─── Material
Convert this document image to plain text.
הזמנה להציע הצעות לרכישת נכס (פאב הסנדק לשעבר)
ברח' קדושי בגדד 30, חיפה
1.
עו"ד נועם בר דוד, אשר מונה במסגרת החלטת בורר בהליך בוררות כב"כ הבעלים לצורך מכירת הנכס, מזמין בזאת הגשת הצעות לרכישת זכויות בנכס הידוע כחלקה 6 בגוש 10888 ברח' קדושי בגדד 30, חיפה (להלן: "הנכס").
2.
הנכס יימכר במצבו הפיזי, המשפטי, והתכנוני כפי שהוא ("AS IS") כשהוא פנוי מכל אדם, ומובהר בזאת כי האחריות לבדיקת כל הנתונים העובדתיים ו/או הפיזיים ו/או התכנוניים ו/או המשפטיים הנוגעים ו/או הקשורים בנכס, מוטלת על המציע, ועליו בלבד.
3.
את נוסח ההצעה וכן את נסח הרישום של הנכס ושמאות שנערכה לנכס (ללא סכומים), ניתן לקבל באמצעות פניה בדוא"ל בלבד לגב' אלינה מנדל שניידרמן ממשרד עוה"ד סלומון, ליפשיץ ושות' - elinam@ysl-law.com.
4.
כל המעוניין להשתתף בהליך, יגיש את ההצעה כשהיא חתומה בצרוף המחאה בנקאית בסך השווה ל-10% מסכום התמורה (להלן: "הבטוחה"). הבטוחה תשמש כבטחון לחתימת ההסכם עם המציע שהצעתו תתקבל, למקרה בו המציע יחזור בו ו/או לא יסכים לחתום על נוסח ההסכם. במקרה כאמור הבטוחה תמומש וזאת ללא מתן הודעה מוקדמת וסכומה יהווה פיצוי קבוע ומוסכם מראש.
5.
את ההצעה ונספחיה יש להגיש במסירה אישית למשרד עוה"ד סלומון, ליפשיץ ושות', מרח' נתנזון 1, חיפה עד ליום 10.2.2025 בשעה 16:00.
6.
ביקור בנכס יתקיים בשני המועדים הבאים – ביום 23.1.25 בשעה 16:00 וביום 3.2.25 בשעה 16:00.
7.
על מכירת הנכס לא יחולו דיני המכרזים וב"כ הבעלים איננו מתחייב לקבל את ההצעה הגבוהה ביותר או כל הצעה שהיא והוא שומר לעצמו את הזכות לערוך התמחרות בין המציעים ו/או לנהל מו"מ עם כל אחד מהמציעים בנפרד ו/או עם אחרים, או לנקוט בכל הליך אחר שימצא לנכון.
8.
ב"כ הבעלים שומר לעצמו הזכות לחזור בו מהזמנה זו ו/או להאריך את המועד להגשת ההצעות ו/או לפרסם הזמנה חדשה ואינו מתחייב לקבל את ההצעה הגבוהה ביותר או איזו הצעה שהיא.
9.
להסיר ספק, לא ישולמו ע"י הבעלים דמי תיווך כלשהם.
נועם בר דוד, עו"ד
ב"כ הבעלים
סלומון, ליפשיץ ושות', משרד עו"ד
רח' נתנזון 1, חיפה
──────
─── Material
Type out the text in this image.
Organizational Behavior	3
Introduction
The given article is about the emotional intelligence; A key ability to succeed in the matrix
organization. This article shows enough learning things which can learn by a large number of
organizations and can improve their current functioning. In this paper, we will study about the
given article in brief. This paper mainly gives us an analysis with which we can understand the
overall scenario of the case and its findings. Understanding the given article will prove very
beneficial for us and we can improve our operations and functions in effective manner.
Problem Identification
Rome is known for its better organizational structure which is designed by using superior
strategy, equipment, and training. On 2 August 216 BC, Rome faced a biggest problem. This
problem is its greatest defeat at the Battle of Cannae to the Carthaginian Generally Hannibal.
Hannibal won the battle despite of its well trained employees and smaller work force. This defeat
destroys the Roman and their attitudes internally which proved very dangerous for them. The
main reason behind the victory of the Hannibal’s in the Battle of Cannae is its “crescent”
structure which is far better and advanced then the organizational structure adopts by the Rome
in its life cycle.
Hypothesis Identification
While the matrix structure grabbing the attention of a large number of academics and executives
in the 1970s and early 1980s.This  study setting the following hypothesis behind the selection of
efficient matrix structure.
──────
● **Task description**:
Some lines of the data may hold the word "better". Say how many do, with nothing else.

● **Reply to the exercise**:
2